_What needs to be done_
In the lines below, find how many contain the word "JSON" and report that figure alone.

-- Begin Exercise material --

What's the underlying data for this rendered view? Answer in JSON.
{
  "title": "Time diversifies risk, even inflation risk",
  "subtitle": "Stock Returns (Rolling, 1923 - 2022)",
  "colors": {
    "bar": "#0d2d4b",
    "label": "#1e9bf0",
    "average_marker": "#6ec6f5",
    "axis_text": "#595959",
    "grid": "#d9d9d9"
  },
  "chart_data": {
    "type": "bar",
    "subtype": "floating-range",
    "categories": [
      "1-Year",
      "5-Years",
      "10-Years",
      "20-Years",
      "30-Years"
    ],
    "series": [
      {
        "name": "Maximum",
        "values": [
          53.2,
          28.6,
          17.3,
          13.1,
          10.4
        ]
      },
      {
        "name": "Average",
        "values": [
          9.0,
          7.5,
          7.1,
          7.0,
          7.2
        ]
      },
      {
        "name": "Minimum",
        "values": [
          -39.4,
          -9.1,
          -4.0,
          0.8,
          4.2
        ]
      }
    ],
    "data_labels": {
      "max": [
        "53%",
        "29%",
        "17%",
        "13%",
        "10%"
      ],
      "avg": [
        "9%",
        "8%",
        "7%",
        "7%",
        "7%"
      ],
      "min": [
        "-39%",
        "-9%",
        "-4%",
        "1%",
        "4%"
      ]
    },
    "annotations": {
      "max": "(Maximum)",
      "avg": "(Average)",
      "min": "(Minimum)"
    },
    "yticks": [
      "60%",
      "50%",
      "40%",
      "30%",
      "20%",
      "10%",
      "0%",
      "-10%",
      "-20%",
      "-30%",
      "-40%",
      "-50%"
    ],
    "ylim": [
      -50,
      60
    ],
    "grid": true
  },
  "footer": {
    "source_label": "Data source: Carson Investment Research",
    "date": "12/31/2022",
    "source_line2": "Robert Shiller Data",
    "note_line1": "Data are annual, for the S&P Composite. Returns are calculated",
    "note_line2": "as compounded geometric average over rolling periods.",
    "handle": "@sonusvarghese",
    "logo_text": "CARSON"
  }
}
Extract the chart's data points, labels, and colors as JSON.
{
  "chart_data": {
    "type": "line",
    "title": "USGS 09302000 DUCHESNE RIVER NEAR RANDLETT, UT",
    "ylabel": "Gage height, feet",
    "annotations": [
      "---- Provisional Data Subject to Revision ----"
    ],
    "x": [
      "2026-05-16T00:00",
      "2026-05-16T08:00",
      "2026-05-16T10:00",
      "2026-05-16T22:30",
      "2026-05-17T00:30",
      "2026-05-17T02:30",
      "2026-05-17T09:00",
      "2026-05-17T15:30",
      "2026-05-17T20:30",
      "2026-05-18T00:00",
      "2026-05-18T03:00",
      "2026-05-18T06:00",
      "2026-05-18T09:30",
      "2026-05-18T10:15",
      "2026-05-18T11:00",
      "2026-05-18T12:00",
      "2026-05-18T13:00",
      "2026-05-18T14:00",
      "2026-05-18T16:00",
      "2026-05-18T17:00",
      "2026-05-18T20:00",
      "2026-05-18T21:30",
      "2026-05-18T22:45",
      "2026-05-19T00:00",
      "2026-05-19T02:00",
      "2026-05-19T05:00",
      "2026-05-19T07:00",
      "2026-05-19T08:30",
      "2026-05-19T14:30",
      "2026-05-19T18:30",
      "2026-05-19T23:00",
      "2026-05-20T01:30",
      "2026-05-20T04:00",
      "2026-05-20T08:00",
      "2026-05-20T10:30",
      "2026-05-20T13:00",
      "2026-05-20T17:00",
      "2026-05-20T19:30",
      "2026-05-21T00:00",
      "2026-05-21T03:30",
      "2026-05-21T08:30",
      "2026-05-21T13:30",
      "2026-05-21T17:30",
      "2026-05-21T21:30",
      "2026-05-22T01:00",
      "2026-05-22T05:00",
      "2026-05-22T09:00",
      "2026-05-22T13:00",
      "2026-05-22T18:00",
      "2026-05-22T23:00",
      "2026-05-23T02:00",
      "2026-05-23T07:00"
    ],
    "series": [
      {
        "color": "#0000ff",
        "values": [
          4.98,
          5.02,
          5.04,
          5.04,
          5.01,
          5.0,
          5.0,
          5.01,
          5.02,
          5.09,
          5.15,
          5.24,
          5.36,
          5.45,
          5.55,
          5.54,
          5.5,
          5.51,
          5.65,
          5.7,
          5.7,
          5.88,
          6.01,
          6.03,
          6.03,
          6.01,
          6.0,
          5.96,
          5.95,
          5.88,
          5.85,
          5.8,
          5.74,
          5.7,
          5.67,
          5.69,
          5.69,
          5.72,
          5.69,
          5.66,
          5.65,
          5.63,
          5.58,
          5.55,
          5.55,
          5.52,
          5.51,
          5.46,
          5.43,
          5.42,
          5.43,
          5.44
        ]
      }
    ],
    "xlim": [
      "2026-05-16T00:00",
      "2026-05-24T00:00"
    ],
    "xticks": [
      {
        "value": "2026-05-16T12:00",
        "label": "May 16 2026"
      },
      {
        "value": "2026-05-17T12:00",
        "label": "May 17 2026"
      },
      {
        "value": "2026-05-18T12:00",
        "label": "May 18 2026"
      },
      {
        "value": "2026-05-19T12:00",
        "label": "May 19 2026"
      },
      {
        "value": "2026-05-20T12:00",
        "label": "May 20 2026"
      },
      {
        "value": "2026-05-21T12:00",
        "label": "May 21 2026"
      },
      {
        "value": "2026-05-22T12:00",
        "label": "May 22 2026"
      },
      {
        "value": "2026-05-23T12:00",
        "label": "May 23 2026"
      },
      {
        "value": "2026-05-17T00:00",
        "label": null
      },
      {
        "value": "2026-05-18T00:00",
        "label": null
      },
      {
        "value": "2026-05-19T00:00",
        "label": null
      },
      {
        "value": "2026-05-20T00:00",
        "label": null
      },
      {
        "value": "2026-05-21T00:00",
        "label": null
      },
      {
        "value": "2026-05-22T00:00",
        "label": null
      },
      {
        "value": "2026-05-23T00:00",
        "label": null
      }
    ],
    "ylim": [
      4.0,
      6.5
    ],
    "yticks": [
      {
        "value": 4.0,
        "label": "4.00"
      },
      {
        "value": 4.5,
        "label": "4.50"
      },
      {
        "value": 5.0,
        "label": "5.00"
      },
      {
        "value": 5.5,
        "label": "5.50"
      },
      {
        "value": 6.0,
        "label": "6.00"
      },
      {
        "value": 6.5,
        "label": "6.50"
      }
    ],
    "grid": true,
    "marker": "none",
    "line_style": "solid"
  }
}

-- End Exercise material --

_Exercise answer_
2